* START *
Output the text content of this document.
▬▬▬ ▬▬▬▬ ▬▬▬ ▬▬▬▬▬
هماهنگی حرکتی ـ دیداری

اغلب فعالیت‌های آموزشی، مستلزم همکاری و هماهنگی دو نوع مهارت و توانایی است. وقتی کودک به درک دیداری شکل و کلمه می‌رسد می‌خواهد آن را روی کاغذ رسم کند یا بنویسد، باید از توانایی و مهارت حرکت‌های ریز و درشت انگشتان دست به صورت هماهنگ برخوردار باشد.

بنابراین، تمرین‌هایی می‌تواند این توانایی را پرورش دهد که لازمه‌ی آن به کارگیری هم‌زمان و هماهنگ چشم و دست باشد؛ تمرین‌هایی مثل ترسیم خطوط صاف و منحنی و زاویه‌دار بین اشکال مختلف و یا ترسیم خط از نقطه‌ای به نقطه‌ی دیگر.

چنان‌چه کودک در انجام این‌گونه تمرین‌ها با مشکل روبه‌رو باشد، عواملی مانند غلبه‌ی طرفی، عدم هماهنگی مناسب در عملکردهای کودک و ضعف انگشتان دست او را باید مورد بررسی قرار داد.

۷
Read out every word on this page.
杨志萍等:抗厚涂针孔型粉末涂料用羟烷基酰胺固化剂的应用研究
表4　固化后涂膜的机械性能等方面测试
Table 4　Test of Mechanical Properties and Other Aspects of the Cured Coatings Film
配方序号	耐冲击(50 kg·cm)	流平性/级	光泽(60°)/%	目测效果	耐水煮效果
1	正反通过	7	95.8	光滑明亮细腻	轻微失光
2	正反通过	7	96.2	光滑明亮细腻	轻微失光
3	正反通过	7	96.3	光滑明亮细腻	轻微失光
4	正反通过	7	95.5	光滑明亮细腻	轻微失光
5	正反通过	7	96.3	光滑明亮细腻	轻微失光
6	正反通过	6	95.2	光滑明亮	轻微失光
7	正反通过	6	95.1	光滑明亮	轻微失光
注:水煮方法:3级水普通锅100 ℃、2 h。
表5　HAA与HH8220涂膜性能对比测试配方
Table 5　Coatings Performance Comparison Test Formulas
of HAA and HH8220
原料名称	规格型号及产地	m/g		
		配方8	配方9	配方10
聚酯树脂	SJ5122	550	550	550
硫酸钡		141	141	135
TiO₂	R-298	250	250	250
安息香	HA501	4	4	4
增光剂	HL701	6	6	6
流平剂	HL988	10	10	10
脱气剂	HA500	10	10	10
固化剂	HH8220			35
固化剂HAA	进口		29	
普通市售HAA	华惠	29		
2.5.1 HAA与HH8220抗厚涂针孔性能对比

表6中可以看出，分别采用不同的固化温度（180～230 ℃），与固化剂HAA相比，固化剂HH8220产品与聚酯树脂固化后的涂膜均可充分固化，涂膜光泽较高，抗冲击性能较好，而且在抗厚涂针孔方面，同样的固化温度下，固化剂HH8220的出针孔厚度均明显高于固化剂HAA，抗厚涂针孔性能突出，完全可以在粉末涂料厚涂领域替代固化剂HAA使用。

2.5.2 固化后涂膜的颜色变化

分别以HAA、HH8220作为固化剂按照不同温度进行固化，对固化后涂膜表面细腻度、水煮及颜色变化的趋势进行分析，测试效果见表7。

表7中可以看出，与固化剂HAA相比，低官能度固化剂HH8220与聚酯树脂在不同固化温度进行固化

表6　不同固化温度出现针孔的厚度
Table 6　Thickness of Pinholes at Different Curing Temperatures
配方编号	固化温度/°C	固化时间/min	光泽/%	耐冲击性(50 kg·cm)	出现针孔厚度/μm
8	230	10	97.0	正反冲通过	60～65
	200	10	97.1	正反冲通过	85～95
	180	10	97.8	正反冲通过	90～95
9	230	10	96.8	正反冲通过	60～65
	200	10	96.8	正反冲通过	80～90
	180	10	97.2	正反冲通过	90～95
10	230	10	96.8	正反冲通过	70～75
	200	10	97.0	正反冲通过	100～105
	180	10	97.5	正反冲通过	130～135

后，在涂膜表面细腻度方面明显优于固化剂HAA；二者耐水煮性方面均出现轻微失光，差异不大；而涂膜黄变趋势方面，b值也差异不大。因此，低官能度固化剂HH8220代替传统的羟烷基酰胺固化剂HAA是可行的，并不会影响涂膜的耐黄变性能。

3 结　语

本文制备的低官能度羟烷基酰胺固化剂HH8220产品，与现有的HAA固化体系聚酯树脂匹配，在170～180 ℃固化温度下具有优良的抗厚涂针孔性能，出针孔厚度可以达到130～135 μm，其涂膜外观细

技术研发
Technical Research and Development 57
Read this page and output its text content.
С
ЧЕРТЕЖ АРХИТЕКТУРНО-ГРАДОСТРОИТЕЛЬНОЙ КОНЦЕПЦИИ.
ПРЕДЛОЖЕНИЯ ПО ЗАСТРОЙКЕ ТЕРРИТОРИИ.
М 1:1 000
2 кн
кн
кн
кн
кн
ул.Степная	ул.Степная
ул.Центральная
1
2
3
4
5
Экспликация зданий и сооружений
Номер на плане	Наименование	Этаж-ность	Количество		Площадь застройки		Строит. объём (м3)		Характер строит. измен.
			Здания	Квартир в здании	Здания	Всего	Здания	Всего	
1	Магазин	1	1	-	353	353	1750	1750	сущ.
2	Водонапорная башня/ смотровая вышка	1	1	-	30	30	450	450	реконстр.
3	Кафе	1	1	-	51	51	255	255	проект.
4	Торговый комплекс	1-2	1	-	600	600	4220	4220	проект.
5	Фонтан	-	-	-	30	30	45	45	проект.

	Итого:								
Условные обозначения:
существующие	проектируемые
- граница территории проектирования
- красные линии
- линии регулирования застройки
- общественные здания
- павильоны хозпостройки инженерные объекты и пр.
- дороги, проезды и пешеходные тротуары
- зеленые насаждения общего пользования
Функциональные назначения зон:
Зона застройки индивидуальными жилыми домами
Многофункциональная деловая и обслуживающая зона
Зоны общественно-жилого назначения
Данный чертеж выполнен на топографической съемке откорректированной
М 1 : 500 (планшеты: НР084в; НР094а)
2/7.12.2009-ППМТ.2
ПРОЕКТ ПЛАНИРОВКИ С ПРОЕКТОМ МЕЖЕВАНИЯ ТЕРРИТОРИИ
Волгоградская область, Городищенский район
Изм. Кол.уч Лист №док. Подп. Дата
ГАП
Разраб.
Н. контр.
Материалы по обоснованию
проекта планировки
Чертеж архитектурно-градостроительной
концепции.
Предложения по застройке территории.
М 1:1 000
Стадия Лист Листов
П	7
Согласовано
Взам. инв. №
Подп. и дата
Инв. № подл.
* END *
Extract, word for word, each line of the listing above.

## EXPECTED ANSWER
Output the text content of this document.
▬▬▬ ▬▬▬▬ ▬▬▬ ▬▬▬▬▬
هماهنگی حرکتی ـ دیداری

اغلب فعالیت‌های آموزشی، مستلزم همکاری و هماهنگی دو نوع مهارت و توانایی است. وقتی کودک به درک دیداری شکل و کلمه می‌رسد می‌خواهد آن را روی کاغذ رسم کند یا بنویسد، باید از توانایی و مهارت حرکت‌های ریز و درشت انگشتان دست به صورت هماهنگ برخوردار باشد.

بنابراین، تمرین‌هایی می‌تواند این توانایی را پرورش دهد که لازمه‌ی آن به کارگیری هم‌زمان و هماهنگ چشم و دست باشد؛ تمرین‌هایی مثل ترسیم خطوط صاف و منحنی و زاویه‌دار بین اشکال مختلف و یا ترسیم خط از نقطه‌ای به نقطه‌ی دیگر.

چنان‌چه کودک در انجام این‌گونه تمرین‌ها با مشکل روبه‌رو باشد، عواملی مانند غلبه‌ی طرفی، عدم هماهنگی مناسب در عملکردهای کودک و ضعف انگشتان دست او را باید مورد بررسی قرار داد.

۷
Read out every word on this page.
杨志萍等:抗厚涂针孔型粉末涂料用羟烷基酰胺固化剂的应用研究
表4　固化后涂膜的机械性能等方面测试
Table 4　Test of Mechanical Properties and Other Aspects of the Cured Coatings Film
配方序号	耐冲击(50 kg·cm)	流平性/级	光泽(60°)/%	目测效果	耐水煮效果
1	正反通过	7	95.8	光滑明亮细腻	轻微失光
2	正反通过	7	96.2	光滑明亮细腻	轻微失光
3	正反通过	7	96.3	光滑明亮细腻	轻微失光
4	正反通过	7	95.5	光滑明亮细腻	轻微失光
5	正反通过	7	96.3	光滑明亮细腻	轻微失光
6	正反通过	6	95.2	光滑明亮	轻微失光
7	正反通过	6	95.1	光滑明亮	轻微失光
注:水煮方法:3级水普通锅100 ℃、2 h。
表5　HAA与HH8220涂膜性能对比测试配方
Table 5　Coatings Performance Comparison Test Formulas
of HAA and HH8220
原料名称	规格型号及产地	m/g		
		配方8	配方9	配方10
聚酯树脂	SJ5122	550	550	550
硫酸钡		141	141	135
TiO₂	R-298	250	250	250
安息香	HA501	4	4	4
增光剂	HL701	6	6	6
流平剂	HL988	10	10	10
脱气剂	HA500	10	10	10
固化剂	HH8220			35
固化剂HAA	进口		29	
普通市售HAA	华惠	29		
2.5.1 HAA与HH8220抗厚涂针孔性能对比

表6中可以看出，分别采用不同的固化温度（180～230 ℃），与固化剂HAA相比，固化剂HH8220产品与聚酯树脂固化后的涂膜均可充分固化，涂膜光泽较高，抗冲击性能较好，而且在抗厚涂针孔方面，同样的固化温度下，固化剂HH8220的出针孔厚度均明显高于固化剂HAA，抗厚涂针孔性能突出，完全可以在粉末涂料厚涂领域替代固化剂HAA使用。

2.5.2 固化后涂膜的颜色变化

分别以HAA、HH8220作为固化剂按照不同温度进行固化，对固化后涂膜表面细腻度、水煮及颜色变化的趋势进行分析，测试效果见表7。

表7中可以看出，与固化剂HAA相比，低官能度固化剂HH8220与聚酯树脂在不同固化温度进行固化

表6　不同固化温度出现针孔的厚度
Table 6　Thickness of Pinholes at Different Curing Temperatures
配方编号	固化温度/°C	固化时间/min	光泽/%	耐冲击性(50 kg·cm)	出现针孔厚度/μm
8	230	10	97.0	正反冲通过	60～65
	200	10	97.1	正反冲通过	85～95
	180	10	97.8	正反冲通过	90～95
9	230	10	96.8	正反冲通过	60～65
	200	10	96.8	正反冲通过	80～90
	180	10	97.2	正反冲通过	90～95
10	230	10	96.8	正反冲通过	70～75
	200	10	97.0	正反冲通过	100～105
	180	10	97.5	正反冲通过	130～135

后，在涂膜表面细腻度方面明显优于固化剂HAA；二者耐水煮性方面均出现轻微失光，差异不大；而涂膜黄变趋势方面，b值也差异不大。因此，低官能度固化剂HH8220代替传统的羟烷基酰胺固化剂HAA是可行的，并不会影响涂膜的耐黄变性能。

3 结　语

本文制备的低官能度羟烷基酰胺固化剂HH8220产品，与现有的HAA固化体系聚酯树脂匹配，在170～180 ℃固化温度下具有优良的抗厚涂针孔性能，出针孔厚度可以达到130～135 μm，其涂膜外观细

技术研发
Technical Research and Development 57
Read this page and output its text content.
С
ЧЕРТЕЖ АРХИТЕКТУРНО-ГРАДОСТРОИТЕЛЬНОЙ КОНЦЕПЦИИ.
ПРЕДЛОЖЕНИЯ ПО ЗАСТРОЙКЕ ТЕРРИТОРИИ.
М 1:1 000
2 кн
кн
кн
кн
кн
ул.Степная	ул.Степная
ул.Центральная
1
2
3
4
5
Экспликация зданий и сооружений
Номер на плане	Наименование	Этаж-ность	Количество		Площадь застройки		Строит. объём (м3)		Характер строит. измен.
			Здания	Квартир в здании	Здания	Всего	Здания	Всего	
1	Магазин	1	1	-	353	353	1750	1750	сущ.
2	Водонапорная башня/ смотровая вышка	1	1	-	30	30	450	450	реконстр.
3	Кафе	1	1	-	51	51	255	255	проект.
4	Торговый комплекс	1-2	1	-	600	600	4220	4220	проект.
5	Фонтан	-	-	-	30	30	45	45	проект.

	Итого:								
Условные обозначения:
существующие	проектируемые
- граница территории проектирования
- красные линии
- линии регулирования застройки
- общественные здания
- павильоны хозпостройки инженерные объекты и пр.
- дороги, проезды и пешеходные тротуары
- зеленые насаждения общего пользования
Функциональные назначения зон:
Зона застройки индивидуальными жилыми домами
Многофункциональная деловая и обслуживающая зона
Зоны общественно-жилого назначения
Данный чертеж выполнен на топографической съемке откорректированной
М 1 : 500 (планшеты: НР084в; НР094а)
2/7.12.2009-ППМТ.2
ПРОЕКТ ПЛАНИРОВКИ С ПРОЕКТОМ МЕЖЕВАНИЯ ТЕРРИТОРИИ
Волгоградская область, Городищенский район
Изм. Кол.уч Лист №док. Подп. Дата
ГАП
Разраб.
Н. контр.
Материалы по обоснованию
проекта планировки
Чертеж архитектурно-градостроительной
концепции.
Предложения по застройке территории.
М 1:1 000
Стадия Лист Листов
П	7
Согласовано
Взам. инв. №
Подп. и дата
Инв. № подл.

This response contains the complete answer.